#### Aim:
Write out all entries word for word.

─── Provided information ───

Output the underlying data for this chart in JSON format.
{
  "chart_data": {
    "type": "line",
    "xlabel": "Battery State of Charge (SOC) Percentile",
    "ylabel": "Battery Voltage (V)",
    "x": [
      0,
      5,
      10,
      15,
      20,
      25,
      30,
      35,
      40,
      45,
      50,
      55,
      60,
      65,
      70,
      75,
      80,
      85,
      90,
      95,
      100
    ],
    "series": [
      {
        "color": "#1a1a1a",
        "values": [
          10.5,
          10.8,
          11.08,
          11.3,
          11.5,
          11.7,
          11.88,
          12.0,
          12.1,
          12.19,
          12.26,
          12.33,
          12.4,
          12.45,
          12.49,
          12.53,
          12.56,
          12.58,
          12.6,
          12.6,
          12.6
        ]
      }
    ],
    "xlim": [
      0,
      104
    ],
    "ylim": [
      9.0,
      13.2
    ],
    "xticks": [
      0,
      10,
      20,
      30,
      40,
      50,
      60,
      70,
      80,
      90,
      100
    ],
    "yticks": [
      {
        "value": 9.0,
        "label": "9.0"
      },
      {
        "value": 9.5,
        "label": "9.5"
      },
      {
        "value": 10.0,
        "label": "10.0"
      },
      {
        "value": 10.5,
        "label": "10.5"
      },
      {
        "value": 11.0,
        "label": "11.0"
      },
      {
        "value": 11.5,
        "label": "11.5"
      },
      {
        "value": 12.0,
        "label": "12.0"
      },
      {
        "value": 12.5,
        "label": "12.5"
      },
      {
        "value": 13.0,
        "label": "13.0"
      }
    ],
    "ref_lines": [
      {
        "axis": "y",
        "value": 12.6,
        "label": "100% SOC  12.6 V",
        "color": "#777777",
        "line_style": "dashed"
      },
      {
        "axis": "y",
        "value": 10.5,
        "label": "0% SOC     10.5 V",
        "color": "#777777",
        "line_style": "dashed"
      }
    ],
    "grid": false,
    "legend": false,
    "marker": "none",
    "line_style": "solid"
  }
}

───

#### Exercise answer:
Output the underlying data for this chart in JSON format.
{
  "chart_data": {
    "type": "line",
    "xlabel": "Battery State of Charge (SOC) Percentile",
    "ylabel": "Battery Voltage (V)",
    "x": [
      0,
      5,
      10,
      15,
      20,
      25,
      30,
      35,
      40,
      45,
      50,
      55,
      60,
      65,
      70,
      75,
      80,
      85,
      90,
      95,
      100
    ],
    "series": [
      {
        "color": "#1a1a1a",
        "values": [
          10.5,
          10.8,
          11.08,
          11.3,
          11.5,
          11.7,
          11.88,
          12.0,
          12.1,
          12.19,
          12.26,
          12.33,
          12.4,
          12.45,
          12.49,
          12.53,
          12.56,
          12.58,
          12.6,
          12.6,
          12.6
        ]
      }
    ],
    "xlim": [
      0,
      104
    ],
    "ylim": [
      9.0,
      13.2
    ],
    "xticks": [
      0,
      10,
      20,
      30,
      40,
      50,
      60,
      70,
      80,
      90,
      100
    ],
    "yticks": [
      {
        "value": 9.0,
        "label": "9.0"
      },
      {
        "value": 9.5,
        "label": "9.5"
      },
      {
        "value": 10.0,
        "label": "10.0"
      },
      {
        "value": 10.5,
        "label": "10.5"
      },
      {
        "value": 11.0,
        "label": "11.0"
      },
      {
        "value": 11.5,
        "label": "11.5"
      },
      {
        "value": 12.0,
        "label": "12.0"
      },
      {
        "value": 12.5,
        "label": "12.5"
      },
      {
        "value": 13.0,
        "label": "13.0"
      }
    ],
    "ref_lines": [
      {
        "axis": "y",
        "value": 12.6,
        "label": "100% SOC  12.6 V",
        "color": "#777777",
        "line_style": "dashed"
      },
      {
        "axis": "y",
        "value": 10.5,
        "label": "0% SOC     10.5 V",
        "color": "#777777",
        "line_style": "dashed"
      }
    ],
    "grid": false,
    "legend": false,
    "marker": "none",
    "line_style": "solid"
  }
}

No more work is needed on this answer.